▶ **What you are asked to do**
Search the listing below for the string "单位为分贝" and show each line that contains it.

(Recorded data)

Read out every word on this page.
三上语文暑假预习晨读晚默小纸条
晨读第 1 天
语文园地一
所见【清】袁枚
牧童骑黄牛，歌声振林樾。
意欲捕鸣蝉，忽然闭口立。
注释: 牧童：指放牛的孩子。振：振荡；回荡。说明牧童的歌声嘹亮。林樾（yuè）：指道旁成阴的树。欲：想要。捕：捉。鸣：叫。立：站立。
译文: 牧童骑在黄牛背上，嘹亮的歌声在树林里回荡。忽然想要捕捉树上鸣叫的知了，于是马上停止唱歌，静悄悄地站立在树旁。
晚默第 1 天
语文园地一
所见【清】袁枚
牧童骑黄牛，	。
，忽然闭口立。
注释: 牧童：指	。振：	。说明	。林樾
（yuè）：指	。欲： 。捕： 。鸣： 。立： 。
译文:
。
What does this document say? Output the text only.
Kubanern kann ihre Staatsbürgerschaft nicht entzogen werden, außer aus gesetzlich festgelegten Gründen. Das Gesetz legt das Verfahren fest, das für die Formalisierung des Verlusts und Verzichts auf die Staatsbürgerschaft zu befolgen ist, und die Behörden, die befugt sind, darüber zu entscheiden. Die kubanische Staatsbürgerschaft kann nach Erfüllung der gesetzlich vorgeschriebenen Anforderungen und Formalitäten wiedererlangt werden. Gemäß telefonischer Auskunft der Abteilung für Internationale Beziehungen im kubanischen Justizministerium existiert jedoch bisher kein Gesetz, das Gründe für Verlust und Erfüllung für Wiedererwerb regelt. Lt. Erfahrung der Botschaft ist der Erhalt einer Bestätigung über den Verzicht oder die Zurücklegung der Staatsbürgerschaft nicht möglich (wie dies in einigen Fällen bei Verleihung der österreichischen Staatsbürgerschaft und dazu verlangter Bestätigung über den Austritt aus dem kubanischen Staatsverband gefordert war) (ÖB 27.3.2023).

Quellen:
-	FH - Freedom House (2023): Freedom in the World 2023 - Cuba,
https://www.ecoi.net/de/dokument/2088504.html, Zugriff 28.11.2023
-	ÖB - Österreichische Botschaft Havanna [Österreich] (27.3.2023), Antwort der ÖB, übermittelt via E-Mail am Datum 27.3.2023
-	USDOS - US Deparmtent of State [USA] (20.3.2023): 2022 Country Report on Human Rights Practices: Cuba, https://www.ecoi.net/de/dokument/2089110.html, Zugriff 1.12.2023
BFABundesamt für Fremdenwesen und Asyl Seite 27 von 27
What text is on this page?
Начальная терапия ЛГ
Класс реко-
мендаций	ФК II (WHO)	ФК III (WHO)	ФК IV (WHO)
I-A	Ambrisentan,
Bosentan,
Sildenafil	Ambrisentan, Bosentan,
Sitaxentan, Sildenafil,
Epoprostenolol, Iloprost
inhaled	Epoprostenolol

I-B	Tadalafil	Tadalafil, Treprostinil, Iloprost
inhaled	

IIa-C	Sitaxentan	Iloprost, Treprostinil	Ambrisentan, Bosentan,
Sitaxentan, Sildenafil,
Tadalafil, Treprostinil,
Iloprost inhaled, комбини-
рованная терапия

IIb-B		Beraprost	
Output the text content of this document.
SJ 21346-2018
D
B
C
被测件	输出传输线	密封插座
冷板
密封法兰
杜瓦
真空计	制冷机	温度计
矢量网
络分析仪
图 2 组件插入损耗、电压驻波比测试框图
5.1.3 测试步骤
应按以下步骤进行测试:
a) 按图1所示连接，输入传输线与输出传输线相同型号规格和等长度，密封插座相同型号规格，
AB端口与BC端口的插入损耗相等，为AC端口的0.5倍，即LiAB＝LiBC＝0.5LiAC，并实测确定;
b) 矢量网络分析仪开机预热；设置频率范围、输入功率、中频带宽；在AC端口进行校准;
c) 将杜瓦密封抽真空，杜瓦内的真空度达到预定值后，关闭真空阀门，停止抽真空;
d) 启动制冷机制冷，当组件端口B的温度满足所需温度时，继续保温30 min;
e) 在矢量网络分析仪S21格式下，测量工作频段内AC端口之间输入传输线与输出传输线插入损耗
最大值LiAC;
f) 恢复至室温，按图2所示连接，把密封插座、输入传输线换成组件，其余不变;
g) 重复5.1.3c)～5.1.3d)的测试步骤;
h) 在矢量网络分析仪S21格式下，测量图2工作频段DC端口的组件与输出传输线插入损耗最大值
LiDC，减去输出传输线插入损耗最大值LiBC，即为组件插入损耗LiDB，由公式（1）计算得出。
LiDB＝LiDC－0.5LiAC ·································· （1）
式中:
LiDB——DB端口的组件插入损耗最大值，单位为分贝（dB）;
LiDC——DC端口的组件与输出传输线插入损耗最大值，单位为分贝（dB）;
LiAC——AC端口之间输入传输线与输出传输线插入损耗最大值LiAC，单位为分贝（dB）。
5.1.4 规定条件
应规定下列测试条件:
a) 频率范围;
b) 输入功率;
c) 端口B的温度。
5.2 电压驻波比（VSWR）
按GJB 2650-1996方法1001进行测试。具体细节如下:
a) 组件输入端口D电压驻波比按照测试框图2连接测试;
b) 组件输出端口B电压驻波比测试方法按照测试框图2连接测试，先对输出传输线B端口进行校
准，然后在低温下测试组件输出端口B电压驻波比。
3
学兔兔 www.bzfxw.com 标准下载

▶ **Reply**
LiDB——DB端口的组件插入损耗最大值，单位为分贝（dB）;
LiDC——DC端口的组件与输出传输线插入损耗最大值，单位为分贝（dB）;
LiAC——AC端口之间输入传输线与输出传输线插入损耗最大值LiAC，单位为分贝（dB）。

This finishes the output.